(Objective)
Copy out every line that contains "getDom".

(Listing)
— begin —

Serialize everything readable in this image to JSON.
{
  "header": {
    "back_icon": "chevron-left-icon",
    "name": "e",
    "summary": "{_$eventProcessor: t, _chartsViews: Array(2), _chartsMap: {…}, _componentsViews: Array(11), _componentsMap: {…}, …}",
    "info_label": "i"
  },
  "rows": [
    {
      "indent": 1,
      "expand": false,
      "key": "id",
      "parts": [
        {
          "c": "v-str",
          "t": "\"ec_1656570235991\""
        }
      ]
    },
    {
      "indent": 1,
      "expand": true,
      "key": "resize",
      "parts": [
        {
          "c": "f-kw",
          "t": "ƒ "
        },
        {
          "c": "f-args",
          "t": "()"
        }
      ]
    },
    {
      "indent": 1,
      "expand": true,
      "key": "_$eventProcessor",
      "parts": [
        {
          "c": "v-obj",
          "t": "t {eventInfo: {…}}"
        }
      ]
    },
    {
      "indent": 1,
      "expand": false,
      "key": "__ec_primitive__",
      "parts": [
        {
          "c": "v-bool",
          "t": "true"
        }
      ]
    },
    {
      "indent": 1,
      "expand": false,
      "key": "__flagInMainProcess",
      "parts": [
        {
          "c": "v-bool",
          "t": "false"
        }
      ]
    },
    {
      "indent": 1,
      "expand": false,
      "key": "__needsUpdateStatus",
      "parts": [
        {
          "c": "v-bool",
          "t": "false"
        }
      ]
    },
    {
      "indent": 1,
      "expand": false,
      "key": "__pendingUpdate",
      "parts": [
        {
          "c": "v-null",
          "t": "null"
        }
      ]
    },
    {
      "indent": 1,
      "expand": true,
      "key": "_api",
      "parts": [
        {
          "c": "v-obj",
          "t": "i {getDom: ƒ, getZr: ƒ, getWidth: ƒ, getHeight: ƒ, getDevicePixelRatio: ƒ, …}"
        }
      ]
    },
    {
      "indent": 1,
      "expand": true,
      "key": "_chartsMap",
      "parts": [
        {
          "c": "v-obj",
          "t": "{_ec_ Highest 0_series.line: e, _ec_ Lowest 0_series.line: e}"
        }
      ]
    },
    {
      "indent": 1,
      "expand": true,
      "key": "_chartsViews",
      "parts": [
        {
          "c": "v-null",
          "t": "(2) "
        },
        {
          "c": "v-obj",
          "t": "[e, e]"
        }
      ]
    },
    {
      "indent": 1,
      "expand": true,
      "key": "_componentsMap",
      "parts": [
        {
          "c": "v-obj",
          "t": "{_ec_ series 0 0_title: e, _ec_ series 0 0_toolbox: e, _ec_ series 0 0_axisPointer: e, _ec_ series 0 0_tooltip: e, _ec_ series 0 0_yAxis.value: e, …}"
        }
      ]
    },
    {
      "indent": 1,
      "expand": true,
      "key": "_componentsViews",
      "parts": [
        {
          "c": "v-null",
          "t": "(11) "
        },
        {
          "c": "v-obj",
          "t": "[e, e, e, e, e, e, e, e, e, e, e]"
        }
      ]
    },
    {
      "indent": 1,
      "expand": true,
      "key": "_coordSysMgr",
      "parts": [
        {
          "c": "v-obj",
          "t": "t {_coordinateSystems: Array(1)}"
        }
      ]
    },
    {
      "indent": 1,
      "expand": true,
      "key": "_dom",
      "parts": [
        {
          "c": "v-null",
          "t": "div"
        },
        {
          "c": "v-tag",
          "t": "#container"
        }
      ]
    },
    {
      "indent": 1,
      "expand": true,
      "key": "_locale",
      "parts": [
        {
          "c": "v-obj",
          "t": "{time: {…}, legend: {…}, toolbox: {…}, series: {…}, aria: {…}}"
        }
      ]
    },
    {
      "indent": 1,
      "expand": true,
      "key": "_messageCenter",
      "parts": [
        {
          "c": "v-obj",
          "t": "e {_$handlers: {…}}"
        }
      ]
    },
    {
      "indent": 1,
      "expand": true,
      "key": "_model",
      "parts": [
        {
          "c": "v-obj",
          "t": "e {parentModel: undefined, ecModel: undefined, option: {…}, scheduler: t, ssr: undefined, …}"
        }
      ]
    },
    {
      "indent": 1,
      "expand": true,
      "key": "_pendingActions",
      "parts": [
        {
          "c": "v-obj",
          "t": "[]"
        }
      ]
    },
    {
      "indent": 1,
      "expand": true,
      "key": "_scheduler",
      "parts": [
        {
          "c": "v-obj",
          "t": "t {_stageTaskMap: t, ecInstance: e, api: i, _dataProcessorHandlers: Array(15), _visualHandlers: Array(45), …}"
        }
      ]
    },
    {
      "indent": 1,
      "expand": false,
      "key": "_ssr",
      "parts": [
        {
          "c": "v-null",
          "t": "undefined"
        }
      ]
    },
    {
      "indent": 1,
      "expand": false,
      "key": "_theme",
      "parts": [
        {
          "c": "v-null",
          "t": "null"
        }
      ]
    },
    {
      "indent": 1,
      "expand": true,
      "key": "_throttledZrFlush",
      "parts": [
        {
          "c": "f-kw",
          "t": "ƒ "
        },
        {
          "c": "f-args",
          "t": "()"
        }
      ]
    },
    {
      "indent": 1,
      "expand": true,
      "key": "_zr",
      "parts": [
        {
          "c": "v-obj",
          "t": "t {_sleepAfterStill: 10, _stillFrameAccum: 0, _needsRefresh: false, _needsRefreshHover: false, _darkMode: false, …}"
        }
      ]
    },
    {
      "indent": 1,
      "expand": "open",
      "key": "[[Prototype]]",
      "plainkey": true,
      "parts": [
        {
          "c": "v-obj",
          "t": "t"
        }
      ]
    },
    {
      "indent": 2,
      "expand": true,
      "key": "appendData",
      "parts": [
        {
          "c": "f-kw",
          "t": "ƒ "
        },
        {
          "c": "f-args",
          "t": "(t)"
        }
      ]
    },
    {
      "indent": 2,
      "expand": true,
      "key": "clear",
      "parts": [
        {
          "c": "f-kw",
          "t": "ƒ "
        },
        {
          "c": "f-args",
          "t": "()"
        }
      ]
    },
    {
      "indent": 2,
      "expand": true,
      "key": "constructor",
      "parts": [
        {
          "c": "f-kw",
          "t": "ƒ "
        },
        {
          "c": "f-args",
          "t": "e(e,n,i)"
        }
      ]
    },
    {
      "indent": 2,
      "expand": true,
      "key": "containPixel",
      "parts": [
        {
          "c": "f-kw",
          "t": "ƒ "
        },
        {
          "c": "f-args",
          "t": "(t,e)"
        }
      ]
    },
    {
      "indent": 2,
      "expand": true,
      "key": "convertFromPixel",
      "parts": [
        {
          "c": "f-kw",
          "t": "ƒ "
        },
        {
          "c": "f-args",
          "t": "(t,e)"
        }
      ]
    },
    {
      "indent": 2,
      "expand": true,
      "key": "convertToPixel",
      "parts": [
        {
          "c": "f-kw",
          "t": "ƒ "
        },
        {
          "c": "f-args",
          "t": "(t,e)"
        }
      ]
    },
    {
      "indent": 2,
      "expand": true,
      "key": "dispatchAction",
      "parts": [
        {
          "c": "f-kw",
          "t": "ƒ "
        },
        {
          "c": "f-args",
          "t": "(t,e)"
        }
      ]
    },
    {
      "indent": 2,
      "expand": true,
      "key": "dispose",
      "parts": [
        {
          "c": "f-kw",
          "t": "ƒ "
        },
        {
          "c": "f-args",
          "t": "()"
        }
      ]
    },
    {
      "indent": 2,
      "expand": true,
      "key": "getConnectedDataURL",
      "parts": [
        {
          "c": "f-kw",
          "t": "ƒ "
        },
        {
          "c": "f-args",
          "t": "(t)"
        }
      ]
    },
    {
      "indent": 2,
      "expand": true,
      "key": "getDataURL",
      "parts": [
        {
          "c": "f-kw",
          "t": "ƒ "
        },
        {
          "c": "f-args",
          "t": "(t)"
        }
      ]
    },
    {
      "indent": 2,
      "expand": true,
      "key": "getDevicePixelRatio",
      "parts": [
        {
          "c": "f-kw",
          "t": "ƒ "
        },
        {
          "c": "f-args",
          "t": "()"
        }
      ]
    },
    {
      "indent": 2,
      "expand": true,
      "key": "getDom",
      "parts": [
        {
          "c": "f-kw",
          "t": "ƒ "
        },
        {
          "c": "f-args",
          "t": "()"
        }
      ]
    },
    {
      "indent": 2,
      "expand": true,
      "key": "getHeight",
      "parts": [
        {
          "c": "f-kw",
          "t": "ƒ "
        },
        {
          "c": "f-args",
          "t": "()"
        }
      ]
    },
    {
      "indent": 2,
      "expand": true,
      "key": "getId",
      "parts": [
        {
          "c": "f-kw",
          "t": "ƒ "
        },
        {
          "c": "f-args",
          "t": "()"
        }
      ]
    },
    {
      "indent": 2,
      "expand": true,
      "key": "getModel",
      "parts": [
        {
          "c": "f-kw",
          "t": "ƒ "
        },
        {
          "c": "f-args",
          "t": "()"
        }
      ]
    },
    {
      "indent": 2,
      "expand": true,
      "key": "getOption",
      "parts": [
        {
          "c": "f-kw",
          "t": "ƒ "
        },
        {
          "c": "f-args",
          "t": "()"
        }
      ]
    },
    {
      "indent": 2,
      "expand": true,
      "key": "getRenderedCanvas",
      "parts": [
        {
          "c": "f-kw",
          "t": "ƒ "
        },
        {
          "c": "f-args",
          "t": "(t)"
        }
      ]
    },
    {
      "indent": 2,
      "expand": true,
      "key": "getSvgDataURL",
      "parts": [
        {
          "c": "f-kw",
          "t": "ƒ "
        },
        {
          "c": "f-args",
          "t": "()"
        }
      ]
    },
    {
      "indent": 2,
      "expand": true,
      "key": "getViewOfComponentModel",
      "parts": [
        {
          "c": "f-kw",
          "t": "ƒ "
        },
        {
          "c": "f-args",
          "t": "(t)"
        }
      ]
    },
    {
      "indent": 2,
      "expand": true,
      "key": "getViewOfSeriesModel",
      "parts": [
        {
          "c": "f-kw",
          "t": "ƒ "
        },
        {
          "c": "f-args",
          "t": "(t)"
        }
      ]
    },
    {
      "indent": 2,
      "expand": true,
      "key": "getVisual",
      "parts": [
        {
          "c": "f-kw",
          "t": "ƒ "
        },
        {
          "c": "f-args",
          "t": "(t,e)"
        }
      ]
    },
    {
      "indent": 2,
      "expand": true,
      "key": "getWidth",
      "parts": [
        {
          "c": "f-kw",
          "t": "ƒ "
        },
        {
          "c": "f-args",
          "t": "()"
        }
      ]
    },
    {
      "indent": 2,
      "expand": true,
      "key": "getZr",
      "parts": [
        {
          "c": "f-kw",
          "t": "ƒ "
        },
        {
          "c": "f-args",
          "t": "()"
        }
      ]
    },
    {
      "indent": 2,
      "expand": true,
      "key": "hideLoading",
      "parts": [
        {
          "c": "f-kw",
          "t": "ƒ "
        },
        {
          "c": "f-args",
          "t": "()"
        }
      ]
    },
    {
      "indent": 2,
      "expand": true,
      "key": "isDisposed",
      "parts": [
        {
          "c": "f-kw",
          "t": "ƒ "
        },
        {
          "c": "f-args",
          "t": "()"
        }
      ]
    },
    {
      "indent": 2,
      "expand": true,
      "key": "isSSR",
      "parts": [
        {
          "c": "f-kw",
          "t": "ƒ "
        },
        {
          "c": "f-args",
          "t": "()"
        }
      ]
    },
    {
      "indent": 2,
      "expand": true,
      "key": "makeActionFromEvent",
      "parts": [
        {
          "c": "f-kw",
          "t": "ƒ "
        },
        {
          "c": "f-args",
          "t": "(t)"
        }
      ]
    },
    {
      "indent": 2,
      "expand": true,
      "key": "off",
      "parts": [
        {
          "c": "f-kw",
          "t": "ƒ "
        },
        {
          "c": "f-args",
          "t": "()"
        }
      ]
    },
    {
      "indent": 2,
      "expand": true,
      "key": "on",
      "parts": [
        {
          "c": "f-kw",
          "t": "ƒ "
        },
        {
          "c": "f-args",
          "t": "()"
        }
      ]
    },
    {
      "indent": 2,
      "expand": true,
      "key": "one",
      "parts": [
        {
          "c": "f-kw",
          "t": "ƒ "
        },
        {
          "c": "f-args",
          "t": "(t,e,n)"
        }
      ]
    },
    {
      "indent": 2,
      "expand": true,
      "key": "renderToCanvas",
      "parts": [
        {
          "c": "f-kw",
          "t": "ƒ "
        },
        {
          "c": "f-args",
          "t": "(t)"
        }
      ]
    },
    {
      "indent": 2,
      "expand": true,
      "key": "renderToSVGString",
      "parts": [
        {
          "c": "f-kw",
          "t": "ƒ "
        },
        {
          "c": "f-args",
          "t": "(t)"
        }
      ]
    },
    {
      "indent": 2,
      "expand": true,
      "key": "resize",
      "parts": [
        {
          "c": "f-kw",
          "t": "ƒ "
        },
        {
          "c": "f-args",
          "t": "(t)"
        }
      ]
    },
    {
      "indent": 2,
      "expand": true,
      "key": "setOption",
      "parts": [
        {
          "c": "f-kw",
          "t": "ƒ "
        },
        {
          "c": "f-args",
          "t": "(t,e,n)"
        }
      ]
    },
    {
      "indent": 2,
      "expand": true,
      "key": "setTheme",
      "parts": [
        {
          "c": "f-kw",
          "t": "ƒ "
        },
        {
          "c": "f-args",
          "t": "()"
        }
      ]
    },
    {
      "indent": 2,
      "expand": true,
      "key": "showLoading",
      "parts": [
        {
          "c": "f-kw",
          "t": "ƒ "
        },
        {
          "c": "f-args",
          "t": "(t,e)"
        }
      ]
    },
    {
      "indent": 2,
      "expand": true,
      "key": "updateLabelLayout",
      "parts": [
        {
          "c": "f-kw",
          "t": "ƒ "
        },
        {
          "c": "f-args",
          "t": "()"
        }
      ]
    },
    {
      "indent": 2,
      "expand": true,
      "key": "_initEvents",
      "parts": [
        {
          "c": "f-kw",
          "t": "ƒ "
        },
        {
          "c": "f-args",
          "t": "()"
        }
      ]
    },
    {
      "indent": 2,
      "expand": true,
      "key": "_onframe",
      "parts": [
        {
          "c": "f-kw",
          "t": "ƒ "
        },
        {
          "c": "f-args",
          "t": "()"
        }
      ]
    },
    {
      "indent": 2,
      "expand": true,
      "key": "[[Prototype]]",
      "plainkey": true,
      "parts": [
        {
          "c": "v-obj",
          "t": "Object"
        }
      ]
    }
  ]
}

— end —
— begin —

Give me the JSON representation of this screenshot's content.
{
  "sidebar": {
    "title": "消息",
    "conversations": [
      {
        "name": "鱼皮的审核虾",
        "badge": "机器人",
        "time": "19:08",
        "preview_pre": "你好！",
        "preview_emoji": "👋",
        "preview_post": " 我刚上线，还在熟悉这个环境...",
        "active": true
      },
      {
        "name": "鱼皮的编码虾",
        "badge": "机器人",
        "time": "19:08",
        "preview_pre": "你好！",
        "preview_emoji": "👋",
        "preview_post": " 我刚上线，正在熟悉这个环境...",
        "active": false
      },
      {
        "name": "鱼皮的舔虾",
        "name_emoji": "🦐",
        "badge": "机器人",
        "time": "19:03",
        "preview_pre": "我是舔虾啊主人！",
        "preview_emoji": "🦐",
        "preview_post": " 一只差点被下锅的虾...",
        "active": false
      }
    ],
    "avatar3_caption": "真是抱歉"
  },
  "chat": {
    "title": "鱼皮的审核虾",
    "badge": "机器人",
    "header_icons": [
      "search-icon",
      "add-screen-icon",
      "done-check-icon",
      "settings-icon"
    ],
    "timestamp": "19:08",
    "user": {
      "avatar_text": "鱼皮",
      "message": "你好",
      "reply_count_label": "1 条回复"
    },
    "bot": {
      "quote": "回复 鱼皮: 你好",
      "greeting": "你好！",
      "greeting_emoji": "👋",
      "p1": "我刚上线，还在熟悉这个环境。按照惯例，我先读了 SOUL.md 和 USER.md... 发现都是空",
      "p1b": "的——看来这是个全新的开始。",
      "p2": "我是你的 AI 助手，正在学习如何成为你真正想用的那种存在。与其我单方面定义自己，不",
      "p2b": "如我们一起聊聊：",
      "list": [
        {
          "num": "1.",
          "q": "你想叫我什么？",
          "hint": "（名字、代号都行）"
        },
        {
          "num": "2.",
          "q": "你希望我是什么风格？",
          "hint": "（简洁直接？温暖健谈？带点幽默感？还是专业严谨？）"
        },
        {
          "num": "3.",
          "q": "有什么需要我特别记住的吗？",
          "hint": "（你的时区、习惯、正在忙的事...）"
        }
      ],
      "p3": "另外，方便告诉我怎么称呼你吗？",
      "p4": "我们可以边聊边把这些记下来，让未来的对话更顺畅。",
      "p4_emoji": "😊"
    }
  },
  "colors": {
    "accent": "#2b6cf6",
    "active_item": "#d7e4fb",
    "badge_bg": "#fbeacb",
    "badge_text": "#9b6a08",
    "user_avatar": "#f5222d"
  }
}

— end —

(Solution for this problem)
          "t": "i {getDom: ƒ, getZr: ƒ, getWidth: ƒ, getHeight: ƒ, getDevicePixelRatio: ƒ, …}"
      "key": "getDom",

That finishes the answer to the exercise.